▶ [TASK]:
Your job is to restate each entry word for word.
==========
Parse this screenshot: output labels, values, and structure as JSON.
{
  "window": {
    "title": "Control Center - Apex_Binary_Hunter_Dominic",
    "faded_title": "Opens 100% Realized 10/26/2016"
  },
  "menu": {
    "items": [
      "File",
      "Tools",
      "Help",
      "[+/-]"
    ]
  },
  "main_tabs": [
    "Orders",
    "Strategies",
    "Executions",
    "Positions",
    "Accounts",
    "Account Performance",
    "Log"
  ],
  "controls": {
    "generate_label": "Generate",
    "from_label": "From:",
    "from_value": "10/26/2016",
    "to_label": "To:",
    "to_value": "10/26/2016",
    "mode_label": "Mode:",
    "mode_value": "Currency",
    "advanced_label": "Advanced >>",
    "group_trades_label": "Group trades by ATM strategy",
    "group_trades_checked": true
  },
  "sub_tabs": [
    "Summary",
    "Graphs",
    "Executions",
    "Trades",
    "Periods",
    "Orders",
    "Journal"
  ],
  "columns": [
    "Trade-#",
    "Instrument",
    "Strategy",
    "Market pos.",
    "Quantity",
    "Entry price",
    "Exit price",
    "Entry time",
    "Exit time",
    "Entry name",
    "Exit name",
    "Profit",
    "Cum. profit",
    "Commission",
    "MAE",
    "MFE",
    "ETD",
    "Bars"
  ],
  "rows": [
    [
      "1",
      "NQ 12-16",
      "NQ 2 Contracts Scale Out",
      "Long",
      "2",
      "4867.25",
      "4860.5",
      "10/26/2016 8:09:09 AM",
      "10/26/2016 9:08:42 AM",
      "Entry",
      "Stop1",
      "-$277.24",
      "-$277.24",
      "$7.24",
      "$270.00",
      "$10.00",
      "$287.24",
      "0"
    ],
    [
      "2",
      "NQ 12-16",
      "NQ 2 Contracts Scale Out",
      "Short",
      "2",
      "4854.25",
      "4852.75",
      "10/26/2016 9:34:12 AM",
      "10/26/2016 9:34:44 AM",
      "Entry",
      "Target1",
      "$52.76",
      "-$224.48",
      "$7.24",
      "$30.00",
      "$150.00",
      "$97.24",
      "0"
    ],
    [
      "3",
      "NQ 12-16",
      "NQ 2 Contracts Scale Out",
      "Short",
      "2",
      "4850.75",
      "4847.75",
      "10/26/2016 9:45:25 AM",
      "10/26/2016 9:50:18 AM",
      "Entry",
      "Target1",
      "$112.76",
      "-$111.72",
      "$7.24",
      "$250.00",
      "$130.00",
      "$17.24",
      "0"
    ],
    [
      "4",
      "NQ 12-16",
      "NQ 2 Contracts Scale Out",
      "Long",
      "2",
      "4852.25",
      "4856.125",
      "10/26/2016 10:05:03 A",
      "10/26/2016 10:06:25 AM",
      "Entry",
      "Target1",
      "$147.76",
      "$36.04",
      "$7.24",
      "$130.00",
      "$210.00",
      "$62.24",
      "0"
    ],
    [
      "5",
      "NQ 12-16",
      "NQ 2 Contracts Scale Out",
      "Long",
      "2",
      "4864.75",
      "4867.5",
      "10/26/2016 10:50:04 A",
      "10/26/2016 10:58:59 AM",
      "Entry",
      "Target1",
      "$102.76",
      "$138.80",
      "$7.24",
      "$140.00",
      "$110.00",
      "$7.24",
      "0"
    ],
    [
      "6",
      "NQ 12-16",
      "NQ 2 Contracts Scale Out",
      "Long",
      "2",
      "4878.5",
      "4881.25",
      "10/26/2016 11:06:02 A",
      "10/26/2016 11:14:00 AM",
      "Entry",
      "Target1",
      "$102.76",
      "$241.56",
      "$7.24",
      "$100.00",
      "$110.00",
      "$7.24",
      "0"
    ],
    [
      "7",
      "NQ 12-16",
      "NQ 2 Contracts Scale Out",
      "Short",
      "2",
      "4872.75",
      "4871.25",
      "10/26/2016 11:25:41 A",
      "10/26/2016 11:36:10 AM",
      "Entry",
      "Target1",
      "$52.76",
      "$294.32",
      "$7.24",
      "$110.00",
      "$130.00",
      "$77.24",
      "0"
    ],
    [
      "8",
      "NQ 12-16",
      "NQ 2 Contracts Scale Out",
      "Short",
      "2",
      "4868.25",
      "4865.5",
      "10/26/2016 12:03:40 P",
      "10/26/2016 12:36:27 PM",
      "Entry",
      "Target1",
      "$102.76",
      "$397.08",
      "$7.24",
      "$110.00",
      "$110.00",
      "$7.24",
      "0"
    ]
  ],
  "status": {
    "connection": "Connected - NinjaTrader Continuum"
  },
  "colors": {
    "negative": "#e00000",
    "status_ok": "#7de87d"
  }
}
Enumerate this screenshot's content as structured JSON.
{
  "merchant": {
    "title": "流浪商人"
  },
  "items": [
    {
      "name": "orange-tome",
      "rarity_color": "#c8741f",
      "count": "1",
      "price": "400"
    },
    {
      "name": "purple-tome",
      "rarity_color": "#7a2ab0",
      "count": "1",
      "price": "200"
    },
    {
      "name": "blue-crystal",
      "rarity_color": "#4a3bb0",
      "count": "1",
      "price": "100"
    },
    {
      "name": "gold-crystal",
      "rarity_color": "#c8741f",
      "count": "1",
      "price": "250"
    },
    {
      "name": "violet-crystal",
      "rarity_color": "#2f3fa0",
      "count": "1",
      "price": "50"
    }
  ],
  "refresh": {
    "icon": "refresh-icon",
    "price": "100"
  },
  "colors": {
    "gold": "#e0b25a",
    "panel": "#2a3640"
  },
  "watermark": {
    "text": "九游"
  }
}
==========
▶ [CORRECT ANSWER]:
Parse this screenshot: output labels, values, and structure as JSON.
{
  "window": {
    "title": "Control Center - Apex_Binary_Hunter_Dominic",
    "faded_title": "Opens 100% Realized 10/26/2016"
  },
  "menu": {
    "items": [
      "File",
      "Tools",
      "Help",
      "[+/-]"
    ]
  },
  "main_tabs": [
    "Orders",
    "Strategies",
    "Executions",
    "Positions",
    "Accounts",
    "Account Performance",
    "Log"
  ],
  "controls": {
    "generate_label": "Generate",
    "from_label": "From:",
    "from_value": "10/26/2016",
    "to_label": "To:",
    "to_value": "10/26/2016",
    "mode_label": "Mode:",
    "mode_value": "Currency",
    "advanced_label": "Advanced >>",
    "group_trades_label": "Group trades by ATM strategy",
    "group_trades_checked": true
  },
  "sub_tabs": [
    "Summary",
    "Graphs",
    "Executions",
    "Trades",
    "Periods",
    "Orders",
    "Journal"
  ],
  "columns": [
    "Trade-#",
    "Instrument",
    "Strategy",
    "Market pos.",
    "Quantity",
    "Entry price",
    "Exit price",
    "Entry time",
    "Exit time",
    "Entry name",
    "Exit name",
    "Profit",
    "Cum. profit",
    "Commission",
    "MAE",
    "MFE",
    "ETD",
    "Bars"
  ],
  "rows": [
    [
      "1",
      "NQ 12-16",
      "NQ 2 Contracts Scale Out",
      "Long",
      "2",
      "4867.25",
      "4860.5",
      "10/26/2016 8:09:09 AM",
      "10/26/2016 9:08:42 AM",
      "Entry",
      "Stop1",
      "-$277.24",
      "-$277.24",
      "$7.24",
      "$270.00",
      "$10.00",
      "$287.24",
      "0"
    ],
    [
      "2",
      "NQ 12-16",
      "NQ 2 Contracts Scale Out",
      "Short",
      "2",
      "4854.25",
      "4852.75",
      "10/26/2016 9:34:12 AM",
      "10/26/2016 9:34:44 AM",
      "Entry",
      "Target1",
      "$52.76",
      "-$224.48",
      "$7.24",
      "$30.00",
      "$150.00",
      "$97.24",
      "0"
    ],
    [
      "3",
      "NQ 12-16",
      "NQ 2 Contracts Scale Out",
      "Short",
      "2",
      "4850.75",
      "4847.75",
      "10/26/2016 9:45:25 AM",
      "10/26/2016 9:50:18 AM",
      "Entry",
      "Target1",
      "$112.76",
      "-$111.72",
      "$7.24",
      "$250.00",
      "$130.00",
      "$17.24",
      "0"
    ],
    [
      "4",
      "NQ 12-16",
      "NQ 2 Contracts Scale Out",
      "Long",
      "2",
      "4852.25",
      "4856.125",
      "10/26/2016 10:05:03 A",
      "10/26/2016 10:06:25 AM",
      "Entry",
      "Target1",
      "$147.76",
      "$36.04",
      "$7.24",
      "$130.00",
      "$210.00",
      "$62.24",
      "0"
    ],
    [
      "5",
      "NQ 12-16",
      "NQ 2 Contracts Scale Out",
      "Long",
      "2",
      "4864.75",
      "4867.5",
      "10/26/2016 10:50:04 A",
      "10/26/2016 10:58:59 AM",
      "Entry",
      "Target1",
      "$102.76",
      "$138.80",
      "$7.24",
      "$140.00",
      "$110.00",
      "$7.24",
      "0"
    ],
    [
      "6",
      "NQ 12-16",
      "NQ 2 Contracts Scale Out",
      "Long",
      "2",
      "4878.5",
      "4881.25",
      "10/26/2016 11:06:02 A",
      "10/26/2016 11:14:00 AM",
      "Entry",
      "Target1",
      "$102.76",
      "$241.56",
      "$7.24",
      "$100.00",
      "$110.00",
      "$7.24",
      "0"
    ],
    [
      "7",
      "NQ 12-16",
      "NQ 2 Contracts Scale Out",
      "Short",
      "2",
      "4872.75",
      "4871.25",
      "10/26/2016 11:25:41 A",
      "10/26/2016 11:36:10 AM",
      "Entry",
      "Target1",
      "$52.76",
      "$294.32",
      "$7.24",
      "$110.00",
      "$130.00",
      "$77.24",
      "0"
    ],
    [
      "8",
      "NQ 12-16",
      "NQ 2 Contracts Scale Out",
      "Short",
      "2",
      "4868.25",
      "4865.5",
      "10/26/2016 12:03:40 P",
      "10/26/2016 12:36:27 PM",
      "Entry",
      "Target1",
      "$102.76",
      "$397.08",
      "$7.24",
      "$110.00",
      "$110.00",
      "$7.24",
      "0"
    ]
  ],
  "status": {
    "connection": "Connected - NinjaTrader Continuum"
  },
  "colors": {
    "negative": "#e00000",
    "status_ok": "#7de87d"
  }
}
Enumerate this screenshot's content as structured JSON.
{
  "merchant": {
    "title": "流浪商人"
  },
  "items": [
    {
      "name": "orange-tome",
      "rarity_color": "#c8741f",
      "count": "1",
      "price": "400"
    },
    {
      "name": "purple-tome",
      "rarity_color": "#7a2ab0",
      "count": "1",
      "price": "200"
    },
    {
      "name": "blue-crystal",
      "rarity_color": "#4a3bb0",
      "count": "1",
      "price": "100"
    },
    {
      "name": "gold-crystal",
      "rarity_color": "#c8741f",
      "count": "1",
      "price": "250"
    },
    {
      "name": "violet-crystal",
      "rarity_color": "#2f3fa0",
      "count": "1",
      "price": "50"
    }
  ],
  "refresh": {
    "icon": "refresh-icon",
    "price": "100"
  },
  "colors": {
    "gold": "#e0b25a",
    "panel": "#2a3640"
  },
  "watermark": {
    "text": "九游"
  }
}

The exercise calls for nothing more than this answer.